[Job]: Your task is to transcribe all of the data below exactly, omitting the images.
-- Begin Exercise materials --
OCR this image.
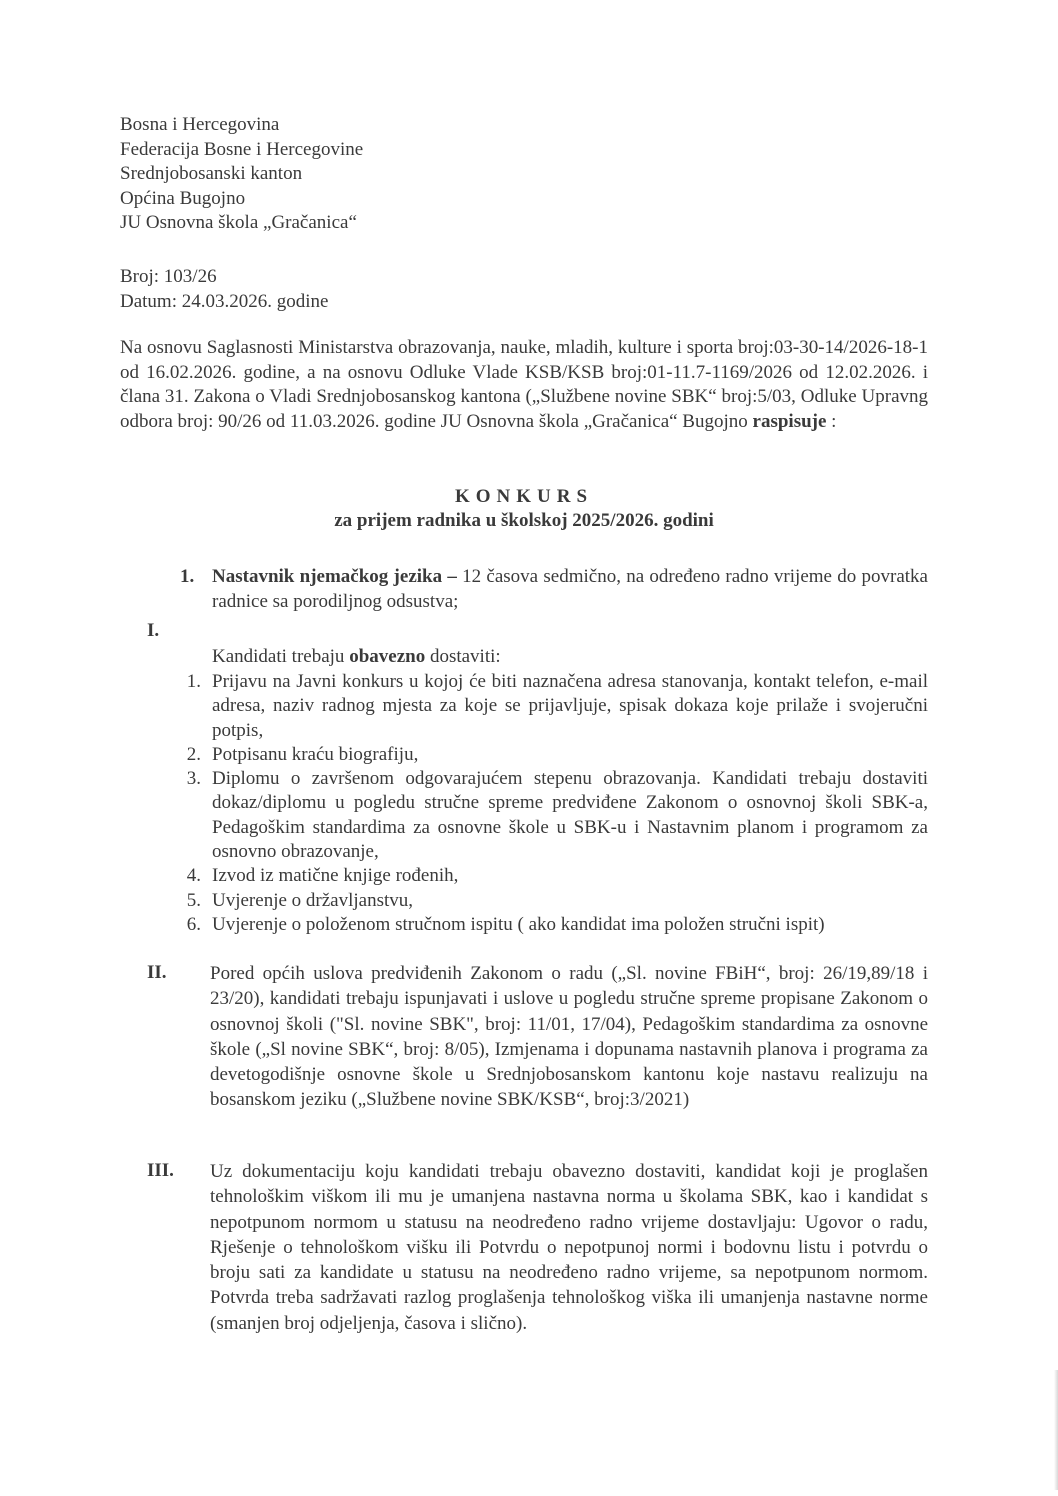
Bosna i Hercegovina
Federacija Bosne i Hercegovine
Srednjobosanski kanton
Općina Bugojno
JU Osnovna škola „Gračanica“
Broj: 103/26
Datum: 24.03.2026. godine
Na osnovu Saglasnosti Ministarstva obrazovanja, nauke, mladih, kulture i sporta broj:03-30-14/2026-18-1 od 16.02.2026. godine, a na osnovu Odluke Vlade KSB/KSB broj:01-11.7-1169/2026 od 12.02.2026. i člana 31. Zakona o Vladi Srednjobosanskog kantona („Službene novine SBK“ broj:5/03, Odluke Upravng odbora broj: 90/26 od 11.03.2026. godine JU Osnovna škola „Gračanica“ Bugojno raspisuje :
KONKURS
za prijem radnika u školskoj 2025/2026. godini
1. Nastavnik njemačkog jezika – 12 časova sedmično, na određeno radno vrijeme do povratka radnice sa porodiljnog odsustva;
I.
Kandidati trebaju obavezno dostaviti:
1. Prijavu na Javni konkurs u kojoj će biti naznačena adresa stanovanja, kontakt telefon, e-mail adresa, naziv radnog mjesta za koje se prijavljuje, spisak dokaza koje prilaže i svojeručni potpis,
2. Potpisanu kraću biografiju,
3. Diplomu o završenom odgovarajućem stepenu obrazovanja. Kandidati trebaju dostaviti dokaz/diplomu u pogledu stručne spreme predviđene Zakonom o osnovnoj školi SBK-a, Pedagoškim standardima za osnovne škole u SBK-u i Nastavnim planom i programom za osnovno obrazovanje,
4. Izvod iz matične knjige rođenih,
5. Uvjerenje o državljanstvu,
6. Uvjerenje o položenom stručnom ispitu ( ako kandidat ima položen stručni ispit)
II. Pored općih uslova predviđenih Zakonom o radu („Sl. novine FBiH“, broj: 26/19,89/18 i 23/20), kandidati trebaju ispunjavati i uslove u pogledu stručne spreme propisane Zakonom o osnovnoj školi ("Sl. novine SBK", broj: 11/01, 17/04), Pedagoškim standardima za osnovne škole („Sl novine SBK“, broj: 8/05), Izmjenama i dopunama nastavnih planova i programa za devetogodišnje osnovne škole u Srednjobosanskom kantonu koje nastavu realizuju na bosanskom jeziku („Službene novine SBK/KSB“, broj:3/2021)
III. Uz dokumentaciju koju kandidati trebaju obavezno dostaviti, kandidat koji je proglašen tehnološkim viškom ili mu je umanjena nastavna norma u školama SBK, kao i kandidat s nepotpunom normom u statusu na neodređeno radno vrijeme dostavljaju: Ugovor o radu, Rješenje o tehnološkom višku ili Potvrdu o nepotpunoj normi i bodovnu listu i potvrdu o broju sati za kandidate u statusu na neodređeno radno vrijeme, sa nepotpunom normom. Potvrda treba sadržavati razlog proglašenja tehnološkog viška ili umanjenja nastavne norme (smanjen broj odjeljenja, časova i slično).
-- End Exercise materials --
[Expected output]:
OCR this image.
Bosna i Hercegovina
Federacija Bosne i Hercegovine
Srednjobosanski kanton
Općina Bugojno
JU Osnovna škola „Gračanica“
Broj: 103/26
Datum: 24.03.2026. godine
Na osnovu Saglasnosti Ministarstva obrazovanja, nauke, mladih, kulture i sporta broj:03-30-14/2026-18-1 od 16.02.2026. godine, a na osnovu Odluke Vlade KSB/KSB broj:01-11.7-1169/2026 od 12.02.2026. i člana 31. Zakona o Vladi Srednjobosanskog kantona („Službene novine SBK“ broj:5/03, Odluke Upravng odbora broj: 90/26 od 11.03.2026. godine JU Osnovna škola „Gračanica“ Bugojno raspisuje :
KONKURS
za prijem radnika u školskoj 2025/2026. godini
1. Nastavnik njemačkog jezika – 12 časova sedmično, na određeno radno vrijeme do povratka radnice sa porodiljnog odsustva;
I.
Kandidati trebaju obavezno dostaviti:
1. Prijavu na Javni konkurs u kojoj će biti naznačena adresa stanovanja, kontakt telefon, e-mail adresa, naziv radnog mjesta za koje se prijavljuje, spisak dokaza koje prilaže i svojeručni potpis,
2. Potpisanu kraću biografiju,
3. Diplomu o završenom odgovarajućem stepenu obrazovanja. Kandidati trebaju dostaviti dokaz/diplomu u pogledu stručne spreme predviđene Zakonom o osnovnoj školi SBK-a, Pedagoškim standardima za osnovne škole u SBK-u i Nastavnim planom i programom za osnovno obrazovanje,
4. Izvod iz matične knjige rođenih,
5. Uvjerenje o državljanstvu,
6. Uvjerenje o položenom stručnom ispitu ( ako kandidat ima položen stručni ispit)
II. Pored općih uslova predviđenih Zakonom o radu („Sl. novine FBiH“, broj: 26/19,89/18 i 23/20), kandidati trebaju ispunjavati i uslove u pogledu stručne spreme propisane Zakonom o osnovnoj školi ("Sl. novine SBK", broj: 11/01, 17/04), Pedagoškim standardima za osnovne škole („Sl novine SBK“, broj: 8/05), Izmjenama i dopunama nastavnih planova i programa za devetogodišnje osnovne škole u Srednjobosanskom kantonu koje nastavu realizuju na bosanskom jeziku („Službene novine SBK/KSB“, broj:3/2021)
III. Uz dokumentaciju koju kandidati trebaju obavezno dostaviti, kandidat koji je proglašen tehnološkim viškom ili mu je umanjena nastavna norma u školama SBK, kao i kandidat s nepotpunom normom u statusu na neodređeno radno vrijeme dostavljaju: Ugovor o radu, Rješenje o tehnološkom višku ili Potvrdu o nepotpunoj normi i bodovnu listu i potvrdu o broju sati za kandidate u statusu na neodređeno radno vrijeme, sa nepotpunom normom. Potvrda treba sadržavati razlog proglašenja tehnološkog viška ili umanjenja nastavne norme (smanjen broj odjeljenja, časova i slično).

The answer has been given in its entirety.